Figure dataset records
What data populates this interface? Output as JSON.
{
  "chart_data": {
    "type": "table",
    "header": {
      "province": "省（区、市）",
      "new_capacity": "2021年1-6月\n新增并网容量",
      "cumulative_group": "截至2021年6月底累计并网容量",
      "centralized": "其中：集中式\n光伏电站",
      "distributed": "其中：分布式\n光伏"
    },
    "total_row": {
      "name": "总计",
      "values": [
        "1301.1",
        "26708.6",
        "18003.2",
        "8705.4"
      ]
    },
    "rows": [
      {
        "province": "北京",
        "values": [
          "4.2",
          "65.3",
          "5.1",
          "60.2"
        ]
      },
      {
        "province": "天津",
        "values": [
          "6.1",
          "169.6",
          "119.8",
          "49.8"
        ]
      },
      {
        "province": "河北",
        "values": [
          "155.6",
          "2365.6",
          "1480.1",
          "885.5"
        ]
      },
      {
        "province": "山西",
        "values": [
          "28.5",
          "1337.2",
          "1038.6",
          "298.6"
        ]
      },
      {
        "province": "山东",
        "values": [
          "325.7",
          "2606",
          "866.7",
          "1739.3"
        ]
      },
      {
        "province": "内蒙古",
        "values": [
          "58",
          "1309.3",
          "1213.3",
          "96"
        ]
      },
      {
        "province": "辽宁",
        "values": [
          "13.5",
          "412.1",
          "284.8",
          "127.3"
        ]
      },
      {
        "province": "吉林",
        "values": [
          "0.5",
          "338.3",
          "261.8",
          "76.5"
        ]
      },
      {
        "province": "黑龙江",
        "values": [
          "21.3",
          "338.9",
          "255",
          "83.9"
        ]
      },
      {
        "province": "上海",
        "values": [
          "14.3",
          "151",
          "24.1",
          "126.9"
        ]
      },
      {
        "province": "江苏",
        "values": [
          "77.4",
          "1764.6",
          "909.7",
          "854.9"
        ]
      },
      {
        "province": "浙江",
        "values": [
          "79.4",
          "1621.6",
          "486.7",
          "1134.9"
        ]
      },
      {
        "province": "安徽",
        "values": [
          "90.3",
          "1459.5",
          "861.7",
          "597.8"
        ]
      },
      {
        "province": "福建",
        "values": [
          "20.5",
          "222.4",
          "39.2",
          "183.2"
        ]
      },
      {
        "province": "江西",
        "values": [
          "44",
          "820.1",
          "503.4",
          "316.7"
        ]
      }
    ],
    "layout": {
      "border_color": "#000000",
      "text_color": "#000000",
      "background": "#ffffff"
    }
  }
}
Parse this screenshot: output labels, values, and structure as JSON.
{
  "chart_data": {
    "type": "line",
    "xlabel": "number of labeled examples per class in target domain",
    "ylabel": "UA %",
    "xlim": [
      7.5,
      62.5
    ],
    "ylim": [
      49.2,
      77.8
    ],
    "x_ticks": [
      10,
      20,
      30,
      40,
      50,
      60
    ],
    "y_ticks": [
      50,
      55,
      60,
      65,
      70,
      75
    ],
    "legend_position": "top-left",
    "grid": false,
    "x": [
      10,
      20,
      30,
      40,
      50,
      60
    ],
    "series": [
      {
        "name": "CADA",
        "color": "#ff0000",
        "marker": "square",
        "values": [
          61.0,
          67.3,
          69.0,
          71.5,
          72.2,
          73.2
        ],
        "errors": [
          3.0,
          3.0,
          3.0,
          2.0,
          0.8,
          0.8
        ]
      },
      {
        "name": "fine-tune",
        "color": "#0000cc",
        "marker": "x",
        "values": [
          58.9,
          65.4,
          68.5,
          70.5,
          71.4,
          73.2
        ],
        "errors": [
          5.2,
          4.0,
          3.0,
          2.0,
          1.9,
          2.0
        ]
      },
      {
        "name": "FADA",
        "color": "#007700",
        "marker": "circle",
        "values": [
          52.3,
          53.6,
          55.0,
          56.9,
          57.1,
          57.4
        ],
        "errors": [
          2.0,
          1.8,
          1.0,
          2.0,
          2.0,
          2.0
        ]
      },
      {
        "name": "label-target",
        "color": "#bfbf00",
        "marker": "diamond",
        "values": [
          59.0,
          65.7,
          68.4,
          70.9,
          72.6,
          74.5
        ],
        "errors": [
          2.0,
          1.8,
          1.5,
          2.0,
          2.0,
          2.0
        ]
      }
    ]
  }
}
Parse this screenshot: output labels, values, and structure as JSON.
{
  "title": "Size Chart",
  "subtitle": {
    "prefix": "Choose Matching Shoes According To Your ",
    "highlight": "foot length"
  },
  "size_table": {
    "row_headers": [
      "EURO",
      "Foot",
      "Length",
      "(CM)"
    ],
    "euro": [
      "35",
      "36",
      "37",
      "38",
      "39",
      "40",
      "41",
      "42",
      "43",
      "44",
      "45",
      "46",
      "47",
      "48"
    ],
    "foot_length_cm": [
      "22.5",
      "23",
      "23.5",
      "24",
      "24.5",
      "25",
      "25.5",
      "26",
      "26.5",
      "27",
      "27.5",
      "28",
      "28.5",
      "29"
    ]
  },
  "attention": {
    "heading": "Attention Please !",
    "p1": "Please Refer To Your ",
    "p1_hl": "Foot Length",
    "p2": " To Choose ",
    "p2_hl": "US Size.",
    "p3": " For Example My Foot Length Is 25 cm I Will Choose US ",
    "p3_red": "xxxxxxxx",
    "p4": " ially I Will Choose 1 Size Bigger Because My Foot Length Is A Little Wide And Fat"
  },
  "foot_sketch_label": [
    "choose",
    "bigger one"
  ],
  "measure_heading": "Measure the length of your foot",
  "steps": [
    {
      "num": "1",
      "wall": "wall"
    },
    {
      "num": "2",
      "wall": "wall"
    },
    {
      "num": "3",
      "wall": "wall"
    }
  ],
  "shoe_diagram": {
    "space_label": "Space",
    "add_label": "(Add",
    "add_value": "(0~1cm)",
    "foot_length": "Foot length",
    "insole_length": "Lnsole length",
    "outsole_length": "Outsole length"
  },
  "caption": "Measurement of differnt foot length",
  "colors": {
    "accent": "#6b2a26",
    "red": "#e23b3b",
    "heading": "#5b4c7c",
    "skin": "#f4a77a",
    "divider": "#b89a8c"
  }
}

Task to complete
Faithfully copy every entry, leaving nothing out.

Solution to the exercise
What data populates this interface? Output as JSON.
{
  "chart_data": {
    "type": "table",
    "header": {
      "province": "省（区、市）",
      "new_capacity": "2021年1-6月\n新增并网容量",
      "cumulative_group": "截至2021年6月底累计并网容量",
      "centralized": "其中：集中式\n光伏电站",
      "distributed": "其中：分布式\n光伏"
    },
    "total_row": {
      "name": "总计",
      "values": [
        "1301.1",
        "26708.6",
        "18003.2",
        "8705.4"
      ]
    },
    "rows": [
      {
        "province": "北京",
        "values": [
          "4.2",
          "65.3",
          "5.1",
          "60.2"
        ]
      },
      {
        "province": "天津",
        "values": [
          "6.1",
          "169.6",
          "119.8",
          "49.8"
        ]
      },
      {
        "province": "河北",
        "values": [
          "155.6",
          "2365.6",
          "1480.1",
          "885.5"
        ]
      },
      {
        "province": "山西",
        "values": [
          "28.5",
          "1337.2",
          "1038.6",
          "298.6"
        ]
      },
      {
        "province": "山东",
        "values": [
          "325.7",
          "2606",
          "866.7",
          "1739.3"
        ]
      },
      {
        "province": "内蒙古",
        "values": [
          "58",
          "1309.3",
          "1213.3",
          "96"
        ]
      },
      {
        "province": "辽宁",
        "values": [
          "13.5",
          "412.1",
          "284.8",
          "127.3"
        ]
      },
      {
        "province": "吉林",
        "values": [
          "0.5",
          "338.3",
          "261.8",
          "76.5"
        ]
      },
      {
        "province": "黑龙江",
        "values": [
          "21.3",
          "338.9",
          "255",
          "83.9"
        ]
      },
      {
        "province": "上海",
        "values": [
          "14.3",
          "151",
          "24.1",
          "126.9"
        ]
      },
      {
        "province": "江苏",
        "values": [
          "77.4",
          "1764.6",
          "909.7",
          "854.9"
        ]
      },
      {
        "province": "浙江",
        "values": [
          "79.4",
          "1621.6",
          "486.7",
          "1134.9"
        ]
      },
      {
        "province": "安徽",
        "values": [
          "90.3",
          "1459.5",
          "861.7",
          "597.8"
        ]
      },
      {
        "province": "福建",
        "values": [
          "20.5",
          "222.4",
          "39.2",
          "183.2"
        ]
      },
      {
        "province": "江西",
        "values": [
          "44",
          "820.1",
          "503.4",
          "316.7"
        ]
      }
    ],
    "layout": {
      "border_color": "#000000",
      "text_color": "#000000",
      "background": "#ffffff"
    }
  }
}
Parse this screenshot: output labels, values, and structure as JSON.
{
  "chart_data": {
    "type": "line",
    "xlabel": "number of labeled examples per class in target domain",
    "ylabel": "UA %",
    "xlim": [
      7.5,
      62.5
    ],
    "ylim": [
      49.2,
      77.8
    ],
    "x_ticks": [
      10,
      20,
      30,
      40,
      50,
      60
    ],
    "y_ticks": [
      50,
      55,
      60,
      65,
      70,
      75
    ],
    "legend_position": "top-left",
    "grid": false,
    "x": [
      10,
      20,
      30,
      40,
      50,
      60
    ],
    "series": [
      {
        "name": "CADA",
        "color": "#ff0000",
        "marker": "square",
        "values": [
          61.0,
          67.3,
          69.0,
          71.5,
          72.2,
          73.2
        ],
        "errors": [
          3.0,
          3.0,
          3.0,
          2.0,
          0.8,
          0.8
        ]
      },
      {
        "name": "fine-tune",
        "color": "#0000cc",
        "marker": "x",
        "values": [
          58.9,
          65.4,
          68.5,
          70.5,
          71.4,
          73.2
        ],
        "errors": [
          5.2,
          4.0,
          3.0,
          2.0,
          1.9,
          2.0
        ]
      },
      {
        "name": "FADA",
        "color": "#007700",
        "marker": "circle",
        "values": [
          52.3,
          53.6,
          55.0,
          56.9,
          57.1,
          57.4
        ],
        "errors": [
          2.0,
          1.8,
          1.0,
          2.0,
          2.0,
          2.0
        ]
      },
      {
        "name": "label-target",
        "color": "#bfbf00",
        "marker": "diamond",
        "values": [
          59.0,
          65.7,
          68.4,
          70.9,
          72.6,
          74.5
        ],
        "errors": [
          2.0,
          1.8,
          1.5,
          2.0,
          2.0,
          2.0
        ]
      }
    ]
  }
}
Parse this screenshot: output labels, values, and structure as JSON.
{
  "title": "Size Chart",
  "subtitle": {
    "prefix": "Choose Matching Shoes According To Your ",
    "highlight": "foot length"
  },
  "size_table": {
    "row_headers": [
      "EURO",
      "Foot",
      "Length",
      "(CM)"
    ],
    "euro": [
      "35",
      "36",
      "37",
      "38",
      "39",
      "40",
      "41",
      "42",
      "43",
      "44",
      "45",
      "46",
      "47",
      "48"
    ],
    "foot_length_cm": [
      "22.5",
      "23",
      "23.5",
      "24",
      "24.5",
      "25",
      "25.5",
      "26",
      "26.5",
      "27",
      "27.5",
      "28",
      "28.5",
      "29"
    ]
  },
  "attention": {
    "heading": "Attention Please !",
    "p1": "Please Refer To Your ",
    "p1_hl": "Foot Length",
    "p2": " To Choose ",
    "p2_hl": "US Size.",
    "p3": " For Example My Foot Length Is 25 cm I Will Choose US ",
    "p3_red": "xxxxxxxx",
    "p4": " ially I Will Choose 1 Size Bigger Because My Foot Length Is A Little Wide And Fat"
  },
  "foot_sketch_label": [
    "choose",
    "bigger one"
  ],
  "measure_heading": "Measure the length of your foot",
  "steps": [
    {
      "num": "1",
      "wall": "wall"
    },
    {
      "num": "2",
      "wall": "wall"
    },
    {
      "num": "3",
      "wall": "wall"
    }
  ],
  "shoe_diagram": {
    "space_label": "Space",
    "add_label": "(Add",
    "add_value": "(0~1cm)",
    "foot_length": "Foot length",
    "insole_length": "Lnsole length",
    "outsole_length": "Outsole length"
  },
  "caption": "Measurement of differnt foot length",
  "colors": {
    "accent": "#6b2a26",
    "red": "#e23b3b",
    "heading": "#5b4c7c",
    "skin": "#f4a77a",
    "divider": "#b89a8c"
  }
}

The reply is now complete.